--- start ---
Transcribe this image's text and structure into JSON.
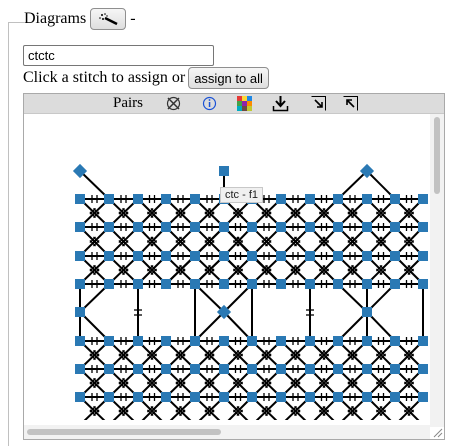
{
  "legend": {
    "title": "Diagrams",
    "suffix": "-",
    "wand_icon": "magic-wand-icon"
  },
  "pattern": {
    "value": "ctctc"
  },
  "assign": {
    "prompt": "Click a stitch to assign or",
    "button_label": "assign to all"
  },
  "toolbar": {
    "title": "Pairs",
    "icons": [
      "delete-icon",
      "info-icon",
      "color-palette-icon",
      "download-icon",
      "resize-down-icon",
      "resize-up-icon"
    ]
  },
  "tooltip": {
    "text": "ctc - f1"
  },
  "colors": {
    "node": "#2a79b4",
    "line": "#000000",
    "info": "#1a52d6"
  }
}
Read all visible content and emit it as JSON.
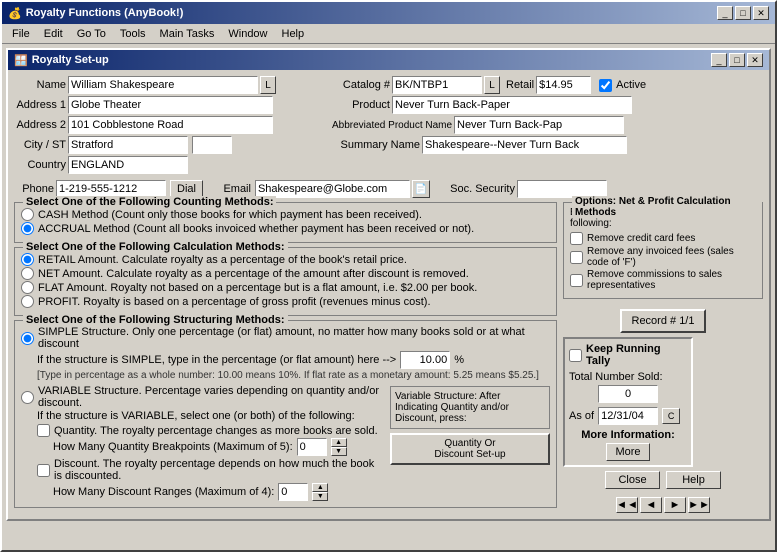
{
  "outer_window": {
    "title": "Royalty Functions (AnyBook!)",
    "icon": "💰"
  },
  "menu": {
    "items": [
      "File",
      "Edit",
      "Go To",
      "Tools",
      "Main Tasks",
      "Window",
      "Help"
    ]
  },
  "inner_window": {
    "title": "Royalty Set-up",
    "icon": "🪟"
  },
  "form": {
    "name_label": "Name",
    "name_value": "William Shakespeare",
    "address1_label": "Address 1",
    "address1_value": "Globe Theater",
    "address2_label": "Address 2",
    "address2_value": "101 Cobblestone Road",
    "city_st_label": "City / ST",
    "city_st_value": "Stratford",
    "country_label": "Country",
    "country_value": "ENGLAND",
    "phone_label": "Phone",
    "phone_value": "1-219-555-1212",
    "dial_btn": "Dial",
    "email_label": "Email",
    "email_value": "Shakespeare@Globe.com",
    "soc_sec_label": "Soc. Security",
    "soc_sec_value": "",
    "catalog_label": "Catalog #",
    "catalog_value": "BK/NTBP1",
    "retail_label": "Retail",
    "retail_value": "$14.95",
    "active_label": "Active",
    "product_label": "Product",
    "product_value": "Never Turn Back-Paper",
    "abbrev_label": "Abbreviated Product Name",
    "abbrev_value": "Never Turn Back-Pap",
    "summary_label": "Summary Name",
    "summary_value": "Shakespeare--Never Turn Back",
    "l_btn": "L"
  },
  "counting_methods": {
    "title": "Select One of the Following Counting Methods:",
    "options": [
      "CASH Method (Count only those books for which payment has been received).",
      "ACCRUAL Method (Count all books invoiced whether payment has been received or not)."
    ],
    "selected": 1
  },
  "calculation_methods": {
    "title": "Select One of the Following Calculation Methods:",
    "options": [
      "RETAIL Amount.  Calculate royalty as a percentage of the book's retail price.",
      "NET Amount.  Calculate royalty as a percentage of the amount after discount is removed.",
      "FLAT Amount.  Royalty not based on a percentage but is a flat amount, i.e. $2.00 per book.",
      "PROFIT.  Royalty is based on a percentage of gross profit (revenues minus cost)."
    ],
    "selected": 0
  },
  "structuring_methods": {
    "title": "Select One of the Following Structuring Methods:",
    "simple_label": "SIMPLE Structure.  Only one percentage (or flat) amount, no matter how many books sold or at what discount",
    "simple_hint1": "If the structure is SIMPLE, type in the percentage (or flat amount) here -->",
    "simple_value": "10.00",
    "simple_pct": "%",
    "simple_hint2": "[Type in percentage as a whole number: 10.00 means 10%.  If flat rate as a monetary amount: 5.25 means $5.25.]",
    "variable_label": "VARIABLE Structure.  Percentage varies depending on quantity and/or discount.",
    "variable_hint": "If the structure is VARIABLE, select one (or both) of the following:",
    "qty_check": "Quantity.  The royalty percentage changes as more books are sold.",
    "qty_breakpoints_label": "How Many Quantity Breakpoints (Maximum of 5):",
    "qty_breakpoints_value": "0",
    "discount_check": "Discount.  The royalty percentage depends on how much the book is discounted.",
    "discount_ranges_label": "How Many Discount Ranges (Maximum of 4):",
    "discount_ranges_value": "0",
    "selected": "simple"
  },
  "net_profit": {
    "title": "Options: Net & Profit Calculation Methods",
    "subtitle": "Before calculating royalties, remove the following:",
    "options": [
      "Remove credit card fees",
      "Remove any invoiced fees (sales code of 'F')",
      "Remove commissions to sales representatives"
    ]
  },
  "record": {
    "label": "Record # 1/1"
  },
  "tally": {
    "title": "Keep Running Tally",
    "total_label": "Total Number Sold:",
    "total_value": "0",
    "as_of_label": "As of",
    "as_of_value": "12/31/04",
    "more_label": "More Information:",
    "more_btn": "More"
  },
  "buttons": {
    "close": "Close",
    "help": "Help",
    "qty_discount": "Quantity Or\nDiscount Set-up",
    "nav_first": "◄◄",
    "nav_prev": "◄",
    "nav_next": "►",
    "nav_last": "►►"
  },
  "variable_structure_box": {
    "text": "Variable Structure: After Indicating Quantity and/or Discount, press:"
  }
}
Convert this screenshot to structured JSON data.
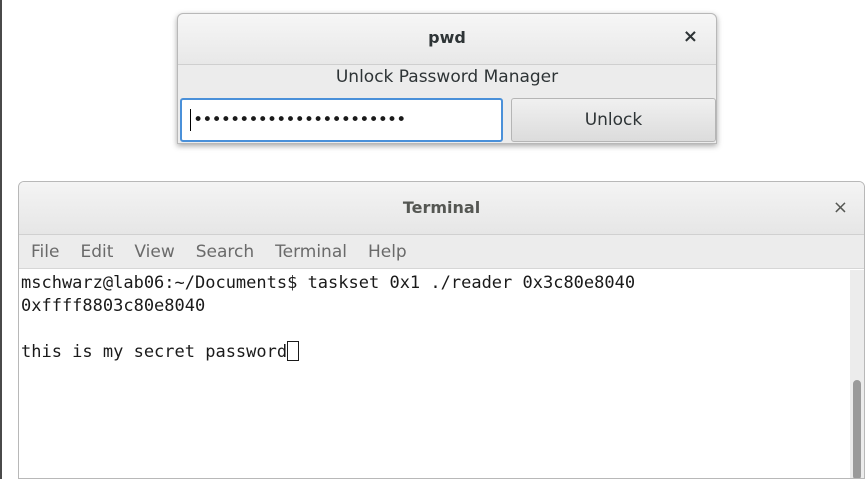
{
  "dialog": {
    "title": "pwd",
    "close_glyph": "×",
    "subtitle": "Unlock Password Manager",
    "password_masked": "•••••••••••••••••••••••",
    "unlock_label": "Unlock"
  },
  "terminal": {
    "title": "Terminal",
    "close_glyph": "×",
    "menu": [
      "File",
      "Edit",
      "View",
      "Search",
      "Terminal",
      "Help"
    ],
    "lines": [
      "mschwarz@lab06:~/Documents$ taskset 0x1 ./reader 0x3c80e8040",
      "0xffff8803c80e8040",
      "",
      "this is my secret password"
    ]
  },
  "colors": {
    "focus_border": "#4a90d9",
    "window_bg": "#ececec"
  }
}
--- end ---
- _Work instructions_
Make an exact copy of the listing above. Do not include the pictures.

- _In response_
Transcribe this image's text and structure into JSON.
{
  "legend": {
    "title": "Diagrams",
    "suffix": "-",
    "wand_icon": "magic-wand-icon"
  },
  "pattern": {
    "value": "ctctc"
  },
  "assign": {
    "prompt": "Click a stitch to assign or",
    "button_label": "assign to all"
  },
  "toolbar": {
    "title": "Pairs",
    "icons": [
      "delete-icon",
      "info-icon",
      "color-palette-icon",
      "download-icon",
      "resize-down-icon",
      "resize-up-icon"
    ]
  },
  "tooltip": {
    "text": "ctc - f1"
  },
  "colors": {
    "node": "#2a79b4",
    "line": "#000000",
    "info": "#1a52d6"
  }
}
Read all visible content and emit it as JSON.
{
  "outer_window": {
    "title": "Royalty Functions (AnyBook!)",
    "icon": "💰"
  },
  "menu": {
    "items": [
      "File",
      "Edit",
      "Go To",
      "Tools",
      "Main Tasks",
      "Window",
      "Help"
    ]
  },
  "inner_window": {
    "title": "Royalty Set-up",
    "icon": "🪟"
  },
  "form": {
    "name_label": "Name",
    "name_value": "William Shakespeare",
    "address1_label": "Address 1",
    "address1_value": "Globe Theater",
    "address2_label": "Address 2",
    "address2_value": "101 Cobblestone Road",
    "city_st_label": "City / ST",
    "city_st_value": "Stratford",
    "country_label": "Country",
    "country_value": "ENGLAND",
    "phone_label": "Phone",
    "phone_value": "1-219-555-1212",
    "dial_btn": "Dial",
    "email_label": "Email",
    "email_value": "Shakespeare@Globe.com",
    "soc_sec_label": "Soc. Security",
    "soc_sec_value": "",
    "catalog_label": "Catalog #",
    "catalog_value": "BK/NTBP1",
    "retail_label": "Retail",
    "retail_value": "$14.95",
    "active_label": "Active",
    "product_label": "Product",
    "product_value": "Never Turn Back-Paper",
    "abbrev_label": "Abbreviated Product Name",
    "abbrev_value": "Never Turn Back-Pap",
    "summary_label": "Summary Name",
    "summary_value": "Shakespeare--Never Turn Back",
    "l_btn": "L"
  },
  "counting_methods": {
    "title": "Select One of the Following Counting Methods:",
    "options": [
      "CASH Method (Count only those books for which payment has been received).",
      "ACCRUAL Method (Count all books invoiced whether payment has been received or not)."
    ],
    "selected": 1
  },
  "calculation_methods": {
    "title": "Select One of the Following Calculation Methods:",
    "options": [
      "RETAIL Amount.  Calculate royalty as a percentage of the book's retail price.",
      "NET Amount.  Calculate royalty as a percentage of the amount after discount is removed.",
      "FLAT Amount.  Royalty not based on a percentage but is a flat amount, i.e. $2.00 per book.",
      "PROFIT.  Royalty is based on a percentage of gross profit (revenues minus cost)."
    ],
    "selected": 0
  },
  "structuring_methods": {
    "title": "Select One of the Following Structuring Methods:",
    "simple_label": "SIMPLE Structure.  Only one percentage (or flat) amount, no matter how many books sold or at what discount",
    "simple_hint1": "If the structure is SIMPLE, type in the percentage (or flat amount) here -->",
    "simple_value": "10.00",
    "simple_pct": "%",
    "simple_hint2": "[Type in percentage as a whole number: 10.00 means 10%.  If flat rate as a monetary amount: 5.25 means $5.25.]",
    "variable_label": "VARIABLE Structure.  Percentage varies depending on quantity and/or discount.",
    "variable_hint": "If the structure is VARIABLE, select one (or both) of the following:",
    "qty_check": "Quantity.  The royalty percentage changes as more books are sold.",
    "qty_breakpoints_label": "How Many Quantity Breakpoints (Maximum of 5):",
    "qty_breakpoints_value": "0",
    "discount_check": "Discount.  The royalty percentage depends on how much the book is discounted.",
    "discount_ranges_label": "How Many Discount Ranges (Maximum of 4):",
    "discount_ranges_value": "0",
    "selected": "simple"
  },
  "net_profit": {
    "title": "Options: Net & Profit Calculation Methods",
    "subtitle": "Before calculating royalties, remove the following:",
    "options": [
      "Remove credit card fees",
      "Remove any invoiced fees (sales code of 'F')",
      "Remove commissions to sales representatives"
    ]
  },
  "record": {
    "label": "Record # 1/1"
  },
  "tally": {
    "title": "Keep Running Tally",
    "total_label": "Total Number Sold:",
    "total_value": "0",
    "as_of_label": "As of",
    "as_of_value": "12/31/04",
    "more_label": "More Information:",
    "more_btn": "More"
  },
  "buttons": {
    "close": "Close",
    "help": "Help",
    "qty_discount": "Quantity Or\nDiscount Set-up",
    "nav_first": "◄◄",
    "nav_prev": "◄",
    "nav_next": "►",
    "nav_last": "►►"
  },
  "variable_structure_box": {
    "text": "Variable Structure: After Indicating Quantity and/or Discount, press:"
  }
}
Convert this screenshot to structured JSON data.
{
  "dialog": {
    "title": "pwd",
    "close_glyph": "×",
    "subtitle": "Unlock Password Manager",
    "password_masked": "•••••••••••••••••••••••",
    "unlock_label": "Unlock"
  },
  "terminal": {
    "title": "Terminal",
    "close_glyph": "×",
    "menu": [
      "File",
      "Edit",
      "View",
      "Search",
      "Terminal",
      "Help"
    ],
    "lines": [
      "mschwarz@lab06:~/Documents$ taskset 0x1 ./reader 0x3c80e8040",
      "0xffff8803c80e8040",
      "",
      "this is my secret password"
    ]
  },
  "colors": {
    "focus_border": "#4a90d9",
    "window_bg": "#ececec"
  }
}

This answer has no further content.